▸ **What to do**: Please write out the complete listing that follows, exactly as it reads.

(Stored dataset items)
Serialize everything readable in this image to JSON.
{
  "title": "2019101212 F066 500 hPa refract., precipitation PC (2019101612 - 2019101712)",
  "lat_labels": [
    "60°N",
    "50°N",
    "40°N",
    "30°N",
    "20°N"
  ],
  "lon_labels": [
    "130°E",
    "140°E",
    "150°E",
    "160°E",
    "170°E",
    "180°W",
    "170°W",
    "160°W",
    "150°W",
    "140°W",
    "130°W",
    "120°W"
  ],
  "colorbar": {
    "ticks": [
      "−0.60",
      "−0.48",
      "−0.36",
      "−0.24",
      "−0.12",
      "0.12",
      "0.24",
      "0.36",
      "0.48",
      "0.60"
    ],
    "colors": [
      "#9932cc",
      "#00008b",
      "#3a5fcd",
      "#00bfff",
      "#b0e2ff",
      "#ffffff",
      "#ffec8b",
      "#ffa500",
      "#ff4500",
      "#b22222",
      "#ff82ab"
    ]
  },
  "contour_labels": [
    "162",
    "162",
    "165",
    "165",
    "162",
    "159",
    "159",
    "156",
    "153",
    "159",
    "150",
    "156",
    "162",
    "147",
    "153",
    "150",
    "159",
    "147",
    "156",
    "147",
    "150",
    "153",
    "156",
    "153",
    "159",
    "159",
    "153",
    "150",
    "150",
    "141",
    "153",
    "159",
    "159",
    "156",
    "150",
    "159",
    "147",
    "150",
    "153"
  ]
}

▸ **Worked solution**:
Serialize everything readable in this image to JSON.
{
  "title": "2019101212 F066 500 hPa refract., precipitation PC (2019101612 - 2019101712)",
  "lat_labels": [
    "60°N",
    "50°N",
    "40°N",
    "30°N",
    "20°N"
  ],
  "lon_labels": [
    "130°E",
    "140°E",
    "150°E",
    "160°E",
    "170°E",
    "180°W",
    "170°W",
    "160°W",
    "150°W",
    "140°W",
    "130°W",
    "120°W"
  ],
  "colorbar": {
    "ticks": [
      "−0.60",
      "−0.48",
      "−0.36",
      "−0.24",
      "−0.12",
      "0.12",
      "0.24",
      "0.36",
      "0.48",
      "0.60"
    ],
    "colors": [
      "#9932cc",
      "#00008b",
      "#3a5fcd",
      "#00bfff",
      "#b0e2ff",
      "#ffffff",
      "#ffec8b",
      "#ffa500",
      "#ff4500",
      "#b22222",
      "#ff82ab"
    ]
  },
  "contour_labels": [
    "162",
    "162",
    "165",
    "165",
    "162",
    "159",
    "159",
    "156",
    "153",
    "159",
    "150",
    "156",
    "162",
    "147",
    "153",
    "150",
    "159",
    "147",
    "156",
    "147",
    "150",
    "153",
    "156",
    "153",
    "159",
    "159",
    "153",
    "150",
    "150",
    "141",
    "153",
    "159",
    "159",
    "156",
    "150",
    "159",
    "147",
    "150",
    "153"
  ]
}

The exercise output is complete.